* **WHAT YOU WILL DO**
Print every one of the records below exactly as it appears, leaving out the pictures.
═══ RECORD EXTRACTS ═══
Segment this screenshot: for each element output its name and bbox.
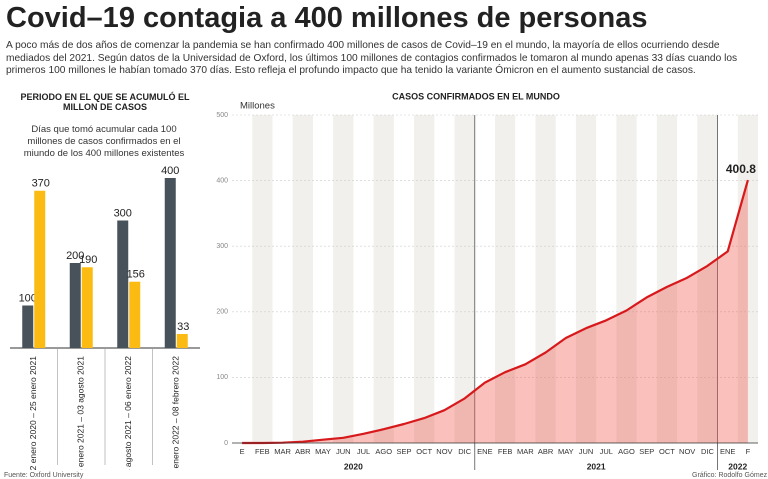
left-chart-title: PERIODO EN EL QUE SE ACUMULÓ EL MILLON D… <box>20 92 190 112</box>
y-tick-label: 300 <box>216 243 228 250</box>
credit: Gráfico: Rodolfo Gómez <box>692 472 768 479</box>
x-tick-label: SEP <box>639 447 654 456</box>
chart-title: CASOS CONFIRMADOS EN EL MUNDO <box>392 91 560 101</box>
month-stripe <box>333 115 354 443</box>
x-tick-label: MAY <box>558 447 574 456</box>
month-stripe <box>373 115 394 443</box>
month-stripe <box>495 115 516 443</box>
x-tick-label: MAY <box>315 447 331 456</box>
bar <box>164 178 176 348</box>
month-stripe <box>697 115 718 443</box>
bar <box>22 305 34 348</box>
x-tick-label: JUL <box>600 447 613 456</box>
x-tick-label: DIC <box>701 447 715 456</box>
value-label: 400 <box>161 165 179 177</box>
x-tick-label: ABR <box>295 447 311 456</box>
x-tick-label: 07 enero 2022 – 08 febrero 2022 <box>171 356 181 470</box>
year-label: 2021 <box>587 461 606 470</box>
x-tick-label: AGO <box>618 447 635 456</box>
x-tick-label: ENE <box>720 447 735 456</box>
y-tick-label: 0 <box>224 440 228 447</box>
x-tick-label: OCT <box>416 447 432 456</box>
x-tick-label: FEB <box>255 447 270 456</box>
x-tick-label: 26 enero 2021 – 03 agosto 2021 <box>76 356 86 470</box>
year-label: 2020 <box>344 461 363 470</box>
x-tick-label: JUN <box>336 447 351 456</box>
y-tick-label: 400 <box>216 177 228 184</box>
x-tick-label: 22 enero 2020 – 25 enero 2021 <box>28 356 38 470</box>
month-stripe <box>292 115 313 443</box>
x-tick-label: MAR <box>517 447 534 456</box>
value-label: 370 <box>32 178 50 190</box>
x-tick-label: AGO <box>375 447 392 456</box>
line <box>242 179 749 445</box>
year-label: 2022 <box>728 461 747 470</box>
x-tick-label: F <box>746 447 751 456</box>
x-tick-label: JUN <box>579 447 594 456</box>
x-tick-label: DIC <box>458 447 472 456</box>
month-stripe <box>414 115 435 443</box>
month-stripe <box>575 115 597 443</box>
x-tick-label: JUL <box>357 447 370 456</box>
month-stripe <box>535 115 556 443</box>
x-tick-label: 04 agosto 2021 – 06 enero 2022 <box>123 356 133 470</box>
x-tick-label: NOV <box>436 447 452 456</box>
month-stripe <box>252 115 273 443</box>
y-tick-label: 500 <box>216 112 228 119</box>
value-label: 300 <box>114 207 132 219</box>
value-label: 190 <box>79 254 97 266</box>
bar <box>81 267 93 348</box>
x-tick-label: OCT <box>659 447 675 456</box>
title: Covid–19 contagia a 400 millones de pers… <box>6 2 648 34</box>
x-tick-label: SEP <box>396 447 411 456</box>
bar <box>129 281 141 348</box>
month-stripe <box>656 115 678 443</box>
value-label: 100 <box>19 292 37 304</box>
bar <box>69 263 81 348</box>
x-tick-label: FEB <box>498 447 513 456</box>
bar <box>117 220 129 348</box>
y-axis-label: Millones <box>240 101 275 112</box>
x-tick-label: ABR <box>538 447 554 456</box>
month-stripe <box>616 115 637 443</box>
subtitle: A poco más de dos años de comenzar la pa… <box>6 40 738 76</box>
value-label: 156 <box>127 269 145 281</box>
x-tick-label: NOV <box>679 447 695 456</box>
bar <box>176 333 188 348</box>
area <box>242 180 748 443</box>
value-label: 200 <box>66 250 84 262</box>
x-tick-label: E <box>240 447 245 456</box>
y-tick-label: 100 <box>216 374 228 381</box>
month-stripe <box>454 115 475 443</box>
value-label: 400.8 <box>726 162 756 176</box>
source: Fuente: Oxford University <box>4 472 84 479</box>
left-chart-subtitle: Días que tomó acumular cada 100 millones… <box>23 124 185 159</box>
bar <box>34 190 46 348</box>
y-tick-label: 200 <box>216 309 228 316</box>
x-tick-label: MAR <box>274 447 291 456</box>
value-label: 33 <box>177 321 189 333</box>
x-tick-label: ENE <box>477 447 492 456</box>
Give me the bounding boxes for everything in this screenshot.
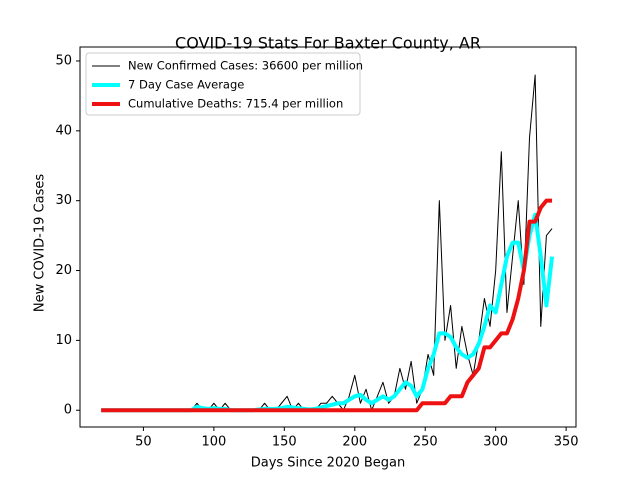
y-axis-label: New COVID-19 Cases — [33, 174, 48, 312]
y-tick-label: 0 — [64, 403, 72, 418]
legend-label: Cumulative Deaths: 715.4 per million — [128, 97, 343, 111]
x-tick-label: 200 — [342, 435, 367, 450]
legend-label: 7 Day Case Average — [128, 78, 244, 92]
x-tick-label: 50 — [135, 435, 152, 450]
chart-title: COVID-19 Stats For Baxter County, AR — [175, 34, 481, 53]
x-axis-label: Days Since 2020 Began — [251, 456, 406, 471]
series-line — [101, 198, 553, 413]
y-tick-label: 30 — [55, 193, 72, 208]
x-tick-label: 350 — [554, 435, 579, 450]
y-tick-label: 50 — [55, 53, 72, 68]
plot-frame — [79, 46, 577, 428]
legend-label: New Confirmed Cases: 36600 per million — [128, 59, 363, 73]
x-tick-label: 100 — [201, 435, 226, 450]
legend-box — [85, 52, 361, 116]
x-tick-label: 150 — [272, 435, 297, 450]
y-tick-label: 40 — [55, 123, 72, 138]
y-tick-label: 20 — [55, 263, 72, 278]
x-tick-label: 300 — [483, 435, 508, 450]
y-tick-label: 10 — [55, 333, 72, 348]
x-tick-label: 250 — [413, 435, 438, 450]
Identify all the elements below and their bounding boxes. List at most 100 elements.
═══
* **TASK OUTPUT**
Segment this screenshot: for each element output its name and bbox.
left-chart-title: PERIODO EN EL QUE SE ACUMULÓ EL MILLON D… <box>20 92 190 112</box>
y-tick-label: 300 <box>216 243 228 250</box>
credit: Gráfico: Rodolfo Gómez <box>692 472 768 479</box>
x-tick-label: SEP <box>639 447 654 456</box>
chart-title: CASOS CONFIRMADOS EN EL MUNDO <box>392 91 560 101</box>
month-stripe <box>333 115 354 443</box>
x-tick-label: MAY <box>558 447 574 456</box>
month-stripe <box>373 115 394 443</box>
month-stripe <box>495 115 516 443</box>
x-tick-label: MAY <box>315 447 331 456</box>
bar <box>164 178 176 348</box>
month-stripe <box>697 115 718 443</box>
bar <box>22 305 34 348</box>
x-tick-label: JUL <box>600 447 613 456</box>
x-tick-label: DIC <box>701 447 715 456</box>
value-label: 400 <box>161 165 179 177</box>
x-tick-label: ABR <box>295 447 311 456</box>
x-tick-label: 07 enero 2022 – 08 febrero 2022 <box>171 356 181 470</box>
year-label: 2021 <box>587 461 606 470</box>
x-tick-label: AGO <box>618 447 635 456</box>
x-tick-label: ENE <box>720 447 735 456</box>
y-tick-label: 0 <box>224 440 228 447</box>
x-tick-label: OCT <box>416 447 432 456</box>
x-tick-label: FEB <box>255 447 270 456</box>
x-tick-label: 26 enero 2021 – 03 agosto 2021 <box>76 356 86 470</box>
year-label: 2020 <box>344 461 363 470</box>
x-tick-label: JUN <box>336 447 351 456</box>
y-tick-label: 400 <box>216 177 228 184</box>
x-tick-label: 22 enero 2020 – 25 enero 2021 <box>28 356 38 470</box>
month-stripe <box>292 115 313 443</box>
x-tick-label: MAR <box>517 447 534 456</box>
value-label: 370 <box>32 178 50 190</box>
x-tick-label: AGO <box>375 447 392 456</box>
line <box>242 179 749 445</box>
year-label: 2022 <box>728 461 747 470</box>
x-tick-label: F <box>746 447 751 456</box>
x-tick-label: JUN <box>579 447 594 456</box>
x-tick-label: DIC <box>458 447 472 456</box>
month-stripe <box>414 115 435 443</box>
month-stripe <box>575 115 597 443</box>
x-tick-label: JUL <box>357 447 370 456</box>
month-stripe <box>535 115 556 443</box>
x-tick-label: 04 agosto 2021 – 06 enero 2022 <box>123 356 133 470</box>
x-tick-label: NOV <box>436 447 452 456</box>
month-stripe <box>252 115 273 443</box>
y-tick-label: 500 <box>216 112 228 119</box>
value-label: 300 <box>114 207 132 219</box>
value-label: 190 <box>79 254 97 266</box>
bar <box>81 267 93 348</box>
x-tick-label: OCT <box>659 447 675 456</box>
title: Covid–19 contagia a 400 millones de pers… <box>6 2 648 34</box>
x-tick-label: SEP <box>396 447 411 456</box>
bar <box>129 281 141 348</box>
month-stripe <box>656 115 678 443</box>
value-label: 100 <box>19 292 37 304</box>
bar <box>69 263 81 348</box>
x-tick-label: FEB <box>498 447 513 456</box>
bar <box>117 220 129 348</box>
y-axis-label: Millones <box>240 101 275 112</box>
x-tick-label: ABR <box>538 447 554 456</box>
month-stripe <box>616 115 637 443</box>
subtitle: A poco más de dos años de comenzar la pa… <box>6 40 738 76</box>
value-label: 156 <box>127 269 145 281</box>
x-tick-label: NOV <box>679 447 695 456</box>
bar <box>176 333 188 348</box>
area <box>242 180 748 443</box>
value-label: 200 <box>66 250 84 262</box>
x-tick-label: E <box>240 447 245 456</box>
y-tick-label: 100 <box>216 374 228 381</box>
month-stripe <box>454 115 475 443</box>
value-label: 400.8 <box>726 162 756 176</box>
source: Fuente: Oxford University <box>4 472 84 479</box>
left-chart-subtitle: Días que tomó acumular cada 100 millones… <box>23 124 185 159</box>
bar <box>34 190 46 348</box>
y-tick-label: 200 <box>216 309 228 316</box>
x-tick-label: MAR <box>274 447 291 456</box>
value-label: 33 <box>177 321 189 333</box>
x-tick-label: ENE <box>477 447 492 456</box>
Give me the bounding boxes for everything in this screenshot.
y-axis-label: New COVID-19 Cases — [33, 174, 48, 312]
y-tick-label: 0 — [64, 403, 72, 418]
legend-label: Cumulative Deaths: 715.4 per million — [128, 97, 343, 111]
x-tick-label: 200 — [342, 435, 367, 450]
legend-label: 7 Day Case Average — [128, 78, 244, 92]
x-tick-label: 50 — [135, 435, 152, 450]
chart-title: COVID-19 Stats For Baxter County, AR — [175, 34, 481, 53]
x-axis-label: Days Since 2020 Began — [251, 456, 406, 471]
series-line — [101, 198, 553, 413]
y-tick-label: 30 — [55, 193, 72, 208]
x-tick-label: 350 — [554, 435, 579, 450]
y-tick-label: 50 — [55, 53, 72, 68]
plot-frame — [79, 46, 577, 428]
legend-label: New Confirmed Cases: 36600 per million — [128, 59, 363, 73]
x-tick-label: 100 — [201, 435, 226, 450]
legend-box — [85, 52, 361, 116]
x-tick-label: 150 — [272, 435, 297, 450]
y-tick-label: 40 — [55, 123, 72, 138]
y-tick-label: 20 — [55, 263, 72, 278]
x-tick-label: 300 — [483, 435, 508, 450]
y-tick-label: 10 — [55, 333, 72, 348]
x-tick-label: 250 — [413, 435, 438, 450]
Identify all the elements below and their bounding boxes. List at most 100 elements.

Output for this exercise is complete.